> Requirements: Looking at the listing beneath, work out how many lines hold "load" and report only that figure.

> Stored entries:
::::::::::

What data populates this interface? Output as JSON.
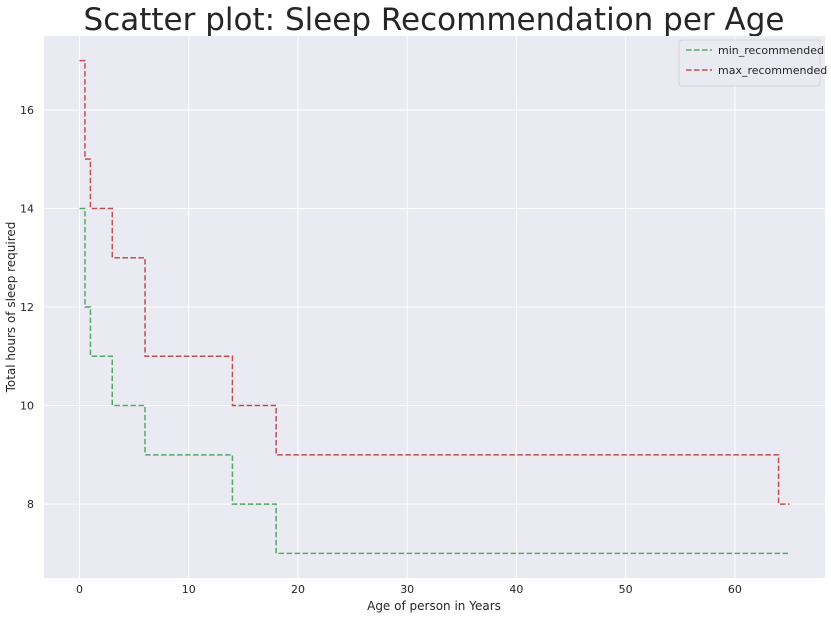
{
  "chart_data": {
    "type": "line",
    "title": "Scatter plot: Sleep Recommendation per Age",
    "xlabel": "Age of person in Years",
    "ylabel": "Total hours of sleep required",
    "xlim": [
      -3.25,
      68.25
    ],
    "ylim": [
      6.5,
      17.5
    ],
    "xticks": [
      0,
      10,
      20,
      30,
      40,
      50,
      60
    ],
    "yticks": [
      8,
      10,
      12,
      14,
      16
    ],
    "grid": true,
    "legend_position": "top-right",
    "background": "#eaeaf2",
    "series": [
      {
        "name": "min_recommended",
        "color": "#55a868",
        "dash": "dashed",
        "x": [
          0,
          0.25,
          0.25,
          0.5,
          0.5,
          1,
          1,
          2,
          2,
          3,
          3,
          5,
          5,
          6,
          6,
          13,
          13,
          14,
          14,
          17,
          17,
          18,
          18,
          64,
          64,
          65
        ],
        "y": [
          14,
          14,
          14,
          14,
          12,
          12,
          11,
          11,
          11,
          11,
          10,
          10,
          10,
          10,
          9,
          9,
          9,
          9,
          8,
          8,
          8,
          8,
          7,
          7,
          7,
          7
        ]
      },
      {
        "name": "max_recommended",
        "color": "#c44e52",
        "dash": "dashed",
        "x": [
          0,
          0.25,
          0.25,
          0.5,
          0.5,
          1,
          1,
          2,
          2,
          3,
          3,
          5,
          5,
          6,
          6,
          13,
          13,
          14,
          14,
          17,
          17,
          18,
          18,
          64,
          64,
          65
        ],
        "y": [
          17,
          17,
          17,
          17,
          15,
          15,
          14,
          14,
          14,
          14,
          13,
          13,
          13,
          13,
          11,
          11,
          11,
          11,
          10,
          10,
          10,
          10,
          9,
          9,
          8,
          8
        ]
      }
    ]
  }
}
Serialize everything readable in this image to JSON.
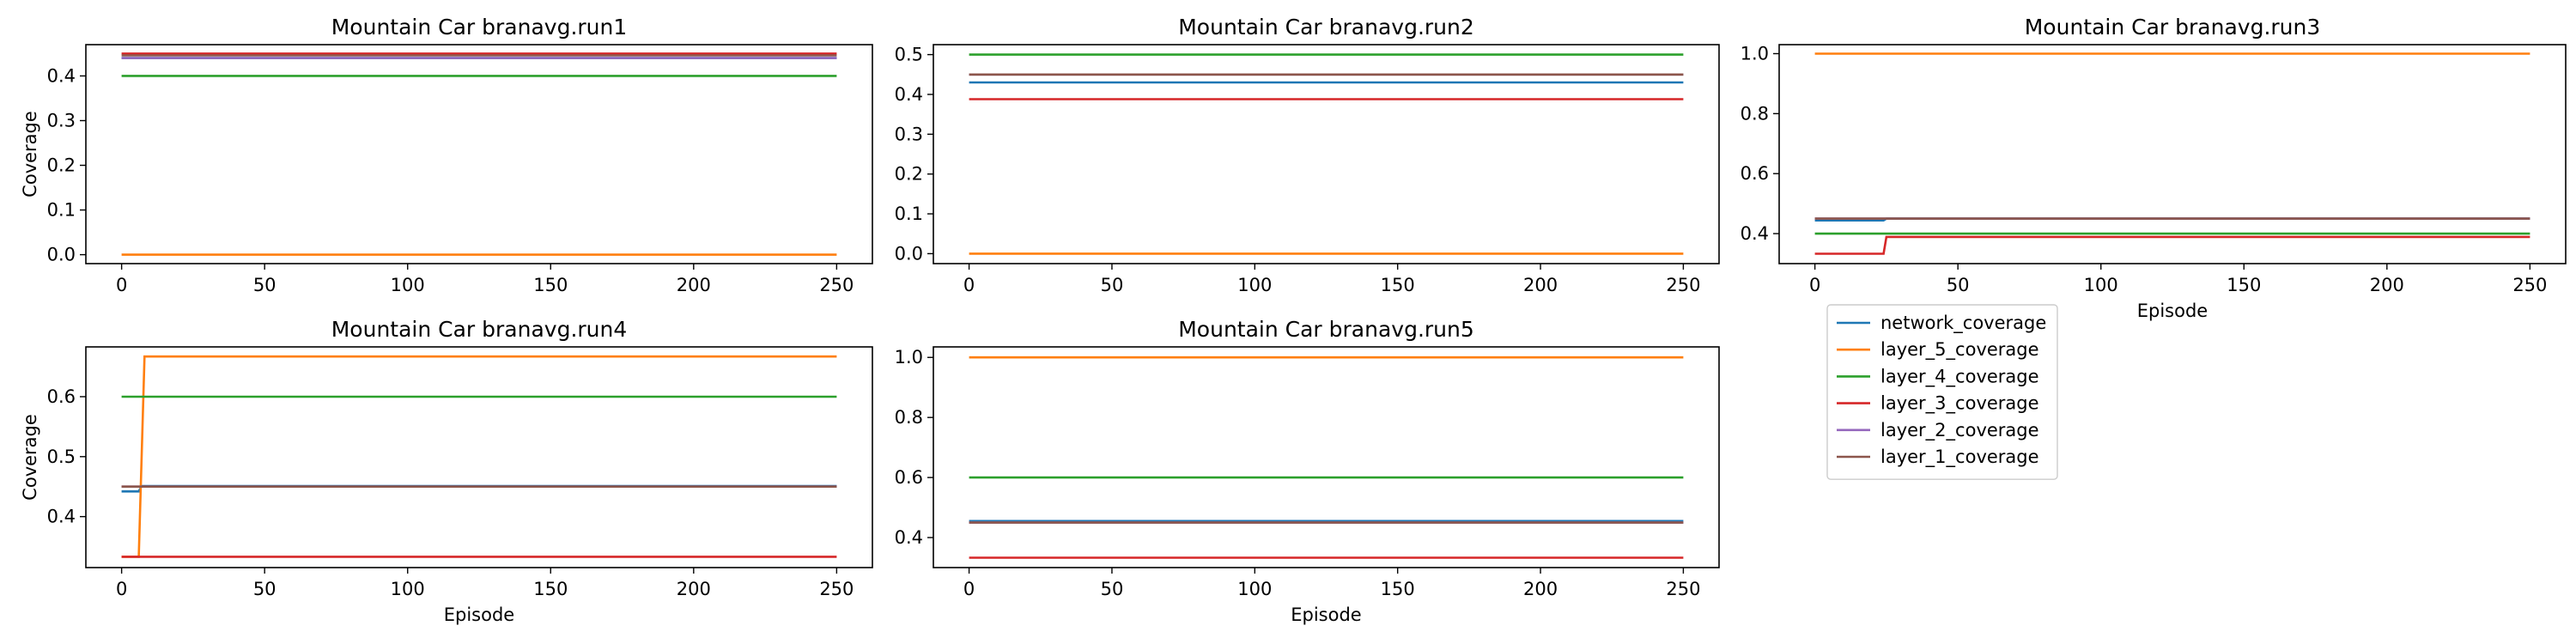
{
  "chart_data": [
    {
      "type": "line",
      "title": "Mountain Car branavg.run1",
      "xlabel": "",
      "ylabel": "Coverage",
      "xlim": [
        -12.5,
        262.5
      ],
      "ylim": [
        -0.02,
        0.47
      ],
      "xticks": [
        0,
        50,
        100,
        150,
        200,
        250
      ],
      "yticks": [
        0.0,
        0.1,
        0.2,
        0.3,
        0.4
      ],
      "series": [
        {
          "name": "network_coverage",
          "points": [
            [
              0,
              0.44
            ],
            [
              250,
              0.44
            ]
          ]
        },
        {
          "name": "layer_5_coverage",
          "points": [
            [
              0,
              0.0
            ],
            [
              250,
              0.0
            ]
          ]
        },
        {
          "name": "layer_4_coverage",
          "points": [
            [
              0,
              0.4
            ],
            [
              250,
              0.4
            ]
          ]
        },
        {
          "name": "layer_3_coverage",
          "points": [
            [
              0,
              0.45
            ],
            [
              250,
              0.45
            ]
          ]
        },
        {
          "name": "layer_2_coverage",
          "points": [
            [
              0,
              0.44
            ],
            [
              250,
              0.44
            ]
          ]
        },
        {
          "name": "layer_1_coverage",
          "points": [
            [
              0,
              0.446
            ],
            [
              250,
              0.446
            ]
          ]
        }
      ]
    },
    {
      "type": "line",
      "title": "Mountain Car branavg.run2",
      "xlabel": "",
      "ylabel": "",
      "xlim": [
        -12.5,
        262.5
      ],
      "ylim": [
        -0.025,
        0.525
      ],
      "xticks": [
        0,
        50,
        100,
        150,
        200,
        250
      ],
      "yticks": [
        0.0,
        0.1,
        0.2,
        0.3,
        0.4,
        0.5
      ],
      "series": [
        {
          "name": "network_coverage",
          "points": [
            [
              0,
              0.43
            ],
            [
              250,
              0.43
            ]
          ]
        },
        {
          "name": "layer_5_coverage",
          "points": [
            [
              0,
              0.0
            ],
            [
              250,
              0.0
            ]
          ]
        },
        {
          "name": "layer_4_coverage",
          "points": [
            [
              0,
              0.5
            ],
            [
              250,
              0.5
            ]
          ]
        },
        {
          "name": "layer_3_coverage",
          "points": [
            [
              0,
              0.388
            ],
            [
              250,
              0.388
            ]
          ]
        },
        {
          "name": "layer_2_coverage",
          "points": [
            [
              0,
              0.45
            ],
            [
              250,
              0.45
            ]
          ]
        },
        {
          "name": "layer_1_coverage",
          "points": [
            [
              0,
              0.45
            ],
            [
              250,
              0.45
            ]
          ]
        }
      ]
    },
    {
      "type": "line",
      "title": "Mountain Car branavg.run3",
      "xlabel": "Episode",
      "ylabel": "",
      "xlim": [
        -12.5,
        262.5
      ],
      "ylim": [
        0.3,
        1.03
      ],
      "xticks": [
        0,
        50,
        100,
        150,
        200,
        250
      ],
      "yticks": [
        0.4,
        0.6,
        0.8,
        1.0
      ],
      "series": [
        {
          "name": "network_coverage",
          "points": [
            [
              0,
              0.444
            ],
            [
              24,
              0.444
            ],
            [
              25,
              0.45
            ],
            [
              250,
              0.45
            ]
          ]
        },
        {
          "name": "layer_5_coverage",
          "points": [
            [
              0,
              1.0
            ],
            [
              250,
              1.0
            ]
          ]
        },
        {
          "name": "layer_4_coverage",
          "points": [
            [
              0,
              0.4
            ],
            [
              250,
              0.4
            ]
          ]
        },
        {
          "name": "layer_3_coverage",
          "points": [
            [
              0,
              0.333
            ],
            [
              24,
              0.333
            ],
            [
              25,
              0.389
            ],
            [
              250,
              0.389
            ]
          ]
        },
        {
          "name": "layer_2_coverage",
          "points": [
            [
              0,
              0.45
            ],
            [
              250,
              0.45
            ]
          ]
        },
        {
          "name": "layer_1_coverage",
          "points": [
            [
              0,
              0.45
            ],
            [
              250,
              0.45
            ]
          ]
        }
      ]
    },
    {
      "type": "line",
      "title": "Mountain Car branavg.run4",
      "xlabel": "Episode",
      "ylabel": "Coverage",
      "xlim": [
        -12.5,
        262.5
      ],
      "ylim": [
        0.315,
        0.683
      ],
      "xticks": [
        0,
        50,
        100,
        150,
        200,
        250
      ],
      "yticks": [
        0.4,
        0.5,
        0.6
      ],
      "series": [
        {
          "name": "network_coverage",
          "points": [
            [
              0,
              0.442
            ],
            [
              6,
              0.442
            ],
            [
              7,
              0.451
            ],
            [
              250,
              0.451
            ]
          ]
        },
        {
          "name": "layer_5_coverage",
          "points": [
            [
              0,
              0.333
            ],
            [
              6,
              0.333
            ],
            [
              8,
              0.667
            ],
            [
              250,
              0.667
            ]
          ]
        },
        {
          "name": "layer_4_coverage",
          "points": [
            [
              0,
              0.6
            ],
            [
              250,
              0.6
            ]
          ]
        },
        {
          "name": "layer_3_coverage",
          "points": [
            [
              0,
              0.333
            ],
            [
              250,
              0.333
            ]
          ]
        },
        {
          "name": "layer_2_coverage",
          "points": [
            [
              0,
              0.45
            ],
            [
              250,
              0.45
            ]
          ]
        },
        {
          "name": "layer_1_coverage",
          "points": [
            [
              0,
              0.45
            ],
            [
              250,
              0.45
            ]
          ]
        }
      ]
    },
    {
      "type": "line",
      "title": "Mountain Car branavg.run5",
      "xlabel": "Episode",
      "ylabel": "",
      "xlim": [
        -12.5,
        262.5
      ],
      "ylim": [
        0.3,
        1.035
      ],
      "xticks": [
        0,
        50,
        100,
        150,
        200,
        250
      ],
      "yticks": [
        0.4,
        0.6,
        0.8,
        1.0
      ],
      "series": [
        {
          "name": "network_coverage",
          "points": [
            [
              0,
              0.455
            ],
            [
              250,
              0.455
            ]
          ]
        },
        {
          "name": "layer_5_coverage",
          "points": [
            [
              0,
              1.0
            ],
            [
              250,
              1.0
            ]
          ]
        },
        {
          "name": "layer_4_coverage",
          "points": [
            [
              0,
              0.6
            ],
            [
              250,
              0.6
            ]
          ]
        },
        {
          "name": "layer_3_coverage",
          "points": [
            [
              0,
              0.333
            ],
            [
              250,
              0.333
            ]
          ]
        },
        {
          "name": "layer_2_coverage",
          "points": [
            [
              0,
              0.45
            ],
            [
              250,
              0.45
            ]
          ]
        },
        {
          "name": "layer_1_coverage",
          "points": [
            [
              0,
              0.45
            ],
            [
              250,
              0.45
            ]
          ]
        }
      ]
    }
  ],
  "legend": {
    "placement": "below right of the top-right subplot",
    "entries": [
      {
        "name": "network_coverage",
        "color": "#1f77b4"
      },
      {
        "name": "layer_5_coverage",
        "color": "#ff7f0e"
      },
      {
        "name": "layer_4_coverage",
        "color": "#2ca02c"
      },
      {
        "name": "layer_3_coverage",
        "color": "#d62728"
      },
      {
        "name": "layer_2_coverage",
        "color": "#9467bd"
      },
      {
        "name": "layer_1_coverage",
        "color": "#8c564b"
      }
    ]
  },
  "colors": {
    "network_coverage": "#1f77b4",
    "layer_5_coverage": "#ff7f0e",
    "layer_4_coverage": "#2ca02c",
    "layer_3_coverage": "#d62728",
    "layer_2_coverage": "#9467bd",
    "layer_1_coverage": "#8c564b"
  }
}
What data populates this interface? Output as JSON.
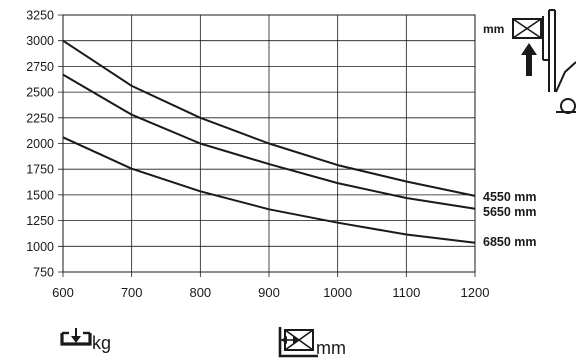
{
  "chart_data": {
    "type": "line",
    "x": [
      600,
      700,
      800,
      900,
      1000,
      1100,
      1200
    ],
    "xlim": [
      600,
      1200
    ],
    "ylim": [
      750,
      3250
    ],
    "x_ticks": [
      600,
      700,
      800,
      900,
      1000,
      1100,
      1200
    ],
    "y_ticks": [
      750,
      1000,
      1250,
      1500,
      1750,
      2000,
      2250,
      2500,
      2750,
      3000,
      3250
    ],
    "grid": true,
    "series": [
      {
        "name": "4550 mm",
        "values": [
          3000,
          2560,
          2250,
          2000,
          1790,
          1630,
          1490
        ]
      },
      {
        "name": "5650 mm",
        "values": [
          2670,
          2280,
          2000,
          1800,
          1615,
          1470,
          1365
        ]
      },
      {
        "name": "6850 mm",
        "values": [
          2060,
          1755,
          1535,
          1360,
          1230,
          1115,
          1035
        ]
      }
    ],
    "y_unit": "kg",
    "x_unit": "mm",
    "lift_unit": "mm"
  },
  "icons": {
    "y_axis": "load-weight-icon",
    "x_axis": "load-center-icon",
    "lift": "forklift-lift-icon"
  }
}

::::::::::

> Reply to the task: 2